# Start of Extracted records

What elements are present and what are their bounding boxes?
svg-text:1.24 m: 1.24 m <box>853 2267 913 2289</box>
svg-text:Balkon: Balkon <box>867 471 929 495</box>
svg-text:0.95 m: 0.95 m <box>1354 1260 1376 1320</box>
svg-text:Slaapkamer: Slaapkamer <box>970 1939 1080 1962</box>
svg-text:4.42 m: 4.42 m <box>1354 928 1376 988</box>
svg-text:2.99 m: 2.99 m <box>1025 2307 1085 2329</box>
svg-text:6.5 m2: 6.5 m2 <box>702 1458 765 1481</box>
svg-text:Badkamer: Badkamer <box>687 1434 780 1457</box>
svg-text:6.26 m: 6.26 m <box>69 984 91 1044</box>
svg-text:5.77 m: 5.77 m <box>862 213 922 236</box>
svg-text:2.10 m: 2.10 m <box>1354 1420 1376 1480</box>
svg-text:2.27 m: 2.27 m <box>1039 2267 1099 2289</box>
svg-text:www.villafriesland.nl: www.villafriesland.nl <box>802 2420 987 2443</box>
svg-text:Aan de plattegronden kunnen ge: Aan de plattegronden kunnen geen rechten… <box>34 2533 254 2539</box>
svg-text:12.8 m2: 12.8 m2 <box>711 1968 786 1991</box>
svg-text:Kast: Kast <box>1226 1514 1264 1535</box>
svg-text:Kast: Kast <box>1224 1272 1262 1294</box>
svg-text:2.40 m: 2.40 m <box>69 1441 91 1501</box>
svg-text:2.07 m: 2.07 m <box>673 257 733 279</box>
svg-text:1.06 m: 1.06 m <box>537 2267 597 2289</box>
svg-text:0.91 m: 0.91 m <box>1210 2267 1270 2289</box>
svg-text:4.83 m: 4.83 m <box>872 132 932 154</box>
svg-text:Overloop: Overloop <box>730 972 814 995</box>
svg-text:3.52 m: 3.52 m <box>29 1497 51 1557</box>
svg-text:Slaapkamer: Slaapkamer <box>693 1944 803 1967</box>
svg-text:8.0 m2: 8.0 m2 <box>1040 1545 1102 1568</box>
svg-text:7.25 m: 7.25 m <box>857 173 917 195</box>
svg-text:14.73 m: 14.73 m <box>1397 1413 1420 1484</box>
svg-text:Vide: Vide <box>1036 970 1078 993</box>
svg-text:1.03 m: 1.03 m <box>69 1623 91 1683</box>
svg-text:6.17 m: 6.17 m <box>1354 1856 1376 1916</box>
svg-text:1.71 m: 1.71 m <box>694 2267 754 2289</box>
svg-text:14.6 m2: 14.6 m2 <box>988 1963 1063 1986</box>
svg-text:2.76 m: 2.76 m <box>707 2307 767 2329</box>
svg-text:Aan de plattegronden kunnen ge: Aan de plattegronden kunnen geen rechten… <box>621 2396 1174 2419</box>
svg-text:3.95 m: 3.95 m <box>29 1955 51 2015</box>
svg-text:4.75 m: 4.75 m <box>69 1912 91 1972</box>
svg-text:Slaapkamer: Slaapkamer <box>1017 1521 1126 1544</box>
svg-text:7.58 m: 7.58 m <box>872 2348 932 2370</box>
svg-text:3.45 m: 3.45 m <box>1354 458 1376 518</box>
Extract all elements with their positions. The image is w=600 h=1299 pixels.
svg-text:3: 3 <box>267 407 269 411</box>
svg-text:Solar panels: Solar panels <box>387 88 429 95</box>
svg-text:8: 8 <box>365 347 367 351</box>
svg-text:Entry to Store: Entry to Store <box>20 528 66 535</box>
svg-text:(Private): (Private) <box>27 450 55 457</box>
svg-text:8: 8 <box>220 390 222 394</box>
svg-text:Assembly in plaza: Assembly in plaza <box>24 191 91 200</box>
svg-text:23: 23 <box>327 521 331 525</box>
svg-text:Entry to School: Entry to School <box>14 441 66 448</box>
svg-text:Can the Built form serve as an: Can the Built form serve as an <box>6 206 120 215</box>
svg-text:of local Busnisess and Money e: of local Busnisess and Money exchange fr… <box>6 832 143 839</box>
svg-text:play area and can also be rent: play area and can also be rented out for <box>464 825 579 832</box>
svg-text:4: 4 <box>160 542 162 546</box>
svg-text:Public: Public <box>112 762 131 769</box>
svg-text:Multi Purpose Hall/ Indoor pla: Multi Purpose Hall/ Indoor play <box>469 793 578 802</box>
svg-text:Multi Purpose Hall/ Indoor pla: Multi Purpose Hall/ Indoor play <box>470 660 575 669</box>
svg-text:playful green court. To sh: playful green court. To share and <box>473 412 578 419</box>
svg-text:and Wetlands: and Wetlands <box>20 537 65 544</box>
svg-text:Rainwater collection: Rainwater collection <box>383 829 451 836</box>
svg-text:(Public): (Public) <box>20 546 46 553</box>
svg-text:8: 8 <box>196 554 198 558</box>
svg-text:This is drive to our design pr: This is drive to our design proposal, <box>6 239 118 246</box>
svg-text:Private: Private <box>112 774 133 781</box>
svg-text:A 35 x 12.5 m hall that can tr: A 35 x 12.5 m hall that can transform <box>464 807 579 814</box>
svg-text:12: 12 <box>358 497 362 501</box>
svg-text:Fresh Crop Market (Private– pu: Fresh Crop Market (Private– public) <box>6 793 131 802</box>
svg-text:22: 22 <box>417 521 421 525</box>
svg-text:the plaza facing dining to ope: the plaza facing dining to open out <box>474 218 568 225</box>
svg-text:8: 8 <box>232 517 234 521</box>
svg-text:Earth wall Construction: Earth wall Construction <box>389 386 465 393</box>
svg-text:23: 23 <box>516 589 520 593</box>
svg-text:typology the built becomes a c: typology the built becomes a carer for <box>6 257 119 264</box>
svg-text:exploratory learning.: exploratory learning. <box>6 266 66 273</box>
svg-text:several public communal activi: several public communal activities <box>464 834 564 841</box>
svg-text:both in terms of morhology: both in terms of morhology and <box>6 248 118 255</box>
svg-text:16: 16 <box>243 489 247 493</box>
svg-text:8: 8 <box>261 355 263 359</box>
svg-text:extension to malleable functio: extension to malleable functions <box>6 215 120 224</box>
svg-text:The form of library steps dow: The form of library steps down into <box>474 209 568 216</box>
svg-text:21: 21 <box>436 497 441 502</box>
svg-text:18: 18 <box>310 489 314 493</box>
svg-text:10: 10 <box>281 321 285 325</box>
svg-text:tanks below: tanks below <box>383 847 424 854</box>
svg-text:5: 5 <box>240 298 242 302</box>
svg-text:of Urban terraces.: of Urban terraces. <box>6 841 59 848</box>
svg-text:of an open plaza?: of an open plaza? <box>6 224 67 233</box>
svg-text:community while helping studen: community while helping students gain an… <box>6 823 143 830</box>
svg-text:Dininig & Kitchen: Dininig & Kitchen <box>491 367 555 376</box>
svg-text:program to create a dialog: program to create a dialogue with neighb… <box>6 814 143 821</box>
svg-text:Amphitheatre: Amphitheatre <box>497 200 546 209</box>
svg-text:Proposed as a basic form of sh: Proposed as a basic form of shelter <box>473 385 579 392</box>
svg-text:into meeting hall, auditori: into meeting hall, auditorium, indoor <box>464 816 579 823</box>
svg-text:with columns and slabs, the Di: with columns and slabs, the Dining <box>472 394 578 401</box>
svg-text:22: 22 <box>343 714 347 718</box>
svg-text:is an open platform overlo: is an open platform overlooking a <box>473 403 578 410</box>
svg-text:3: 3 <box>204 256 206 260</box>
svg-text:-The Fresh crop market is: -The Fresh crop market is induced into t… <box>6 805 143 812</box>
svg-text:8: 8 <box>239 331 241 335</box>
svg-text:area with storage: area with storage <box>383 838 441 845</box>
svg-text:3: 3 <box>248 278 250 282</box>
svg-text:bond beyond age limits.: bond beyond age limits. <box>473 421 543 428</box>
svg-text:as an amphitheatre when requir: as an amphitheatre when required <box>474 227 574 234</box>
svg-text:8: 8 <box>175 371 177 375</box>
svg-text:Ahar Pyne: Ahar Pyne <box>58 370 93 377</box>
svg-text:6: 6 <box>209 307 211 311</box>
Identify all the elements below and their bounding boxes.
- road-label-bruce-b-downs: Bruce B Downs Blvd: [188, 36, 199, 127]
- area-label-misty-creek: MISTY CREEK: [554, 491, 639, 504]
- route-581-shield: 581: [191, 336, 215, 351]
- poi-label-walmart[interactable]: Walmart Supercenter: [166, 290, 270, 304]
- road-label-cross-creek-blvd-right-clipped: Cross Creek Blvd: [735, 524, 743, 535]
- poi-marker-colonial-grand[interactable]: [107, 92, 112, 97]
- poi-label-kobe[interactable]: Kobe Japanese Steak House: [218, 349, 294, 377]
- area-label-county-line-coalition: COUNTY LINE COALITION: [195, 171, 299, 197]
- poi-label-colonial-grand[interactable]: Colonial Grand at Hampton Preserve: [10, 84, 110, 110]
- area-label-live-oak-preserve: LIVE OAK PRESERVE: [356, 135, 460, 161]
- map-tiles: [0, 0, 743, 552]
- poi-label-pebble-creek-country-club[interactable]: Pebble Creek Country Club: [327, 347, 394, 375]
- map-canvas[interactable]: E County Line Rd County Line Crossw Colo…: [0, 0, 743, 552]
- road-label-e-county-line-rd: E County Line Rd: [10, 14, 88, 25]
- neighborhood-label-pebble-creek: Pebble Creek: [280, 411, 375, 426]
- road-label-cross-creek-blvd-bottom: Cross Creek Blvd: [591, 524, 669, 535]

# End of Extracted records

§ **Required task**
Please write out everything from the start of the material down to the line containing "svg-text:Slaapkamer: Slaapkamer <box>970", both ends included, as a numbered list with blank lines left out.

§ **Output below**
1. What elements are present and what are their bounding boxes?
2. svg-text:1.24 m: 1.24 m <box>853 2267 913 2289</box>
3. svg-text:Balkon: Balkon <box>867 471 929 495</box>
4. svg-text:0.95 m: 0.95 m <box>1354 1260 1376 1320</box>
5. svg-text:Slaapkamer: Slaapkamer <box>970 1939 1080 1962</box>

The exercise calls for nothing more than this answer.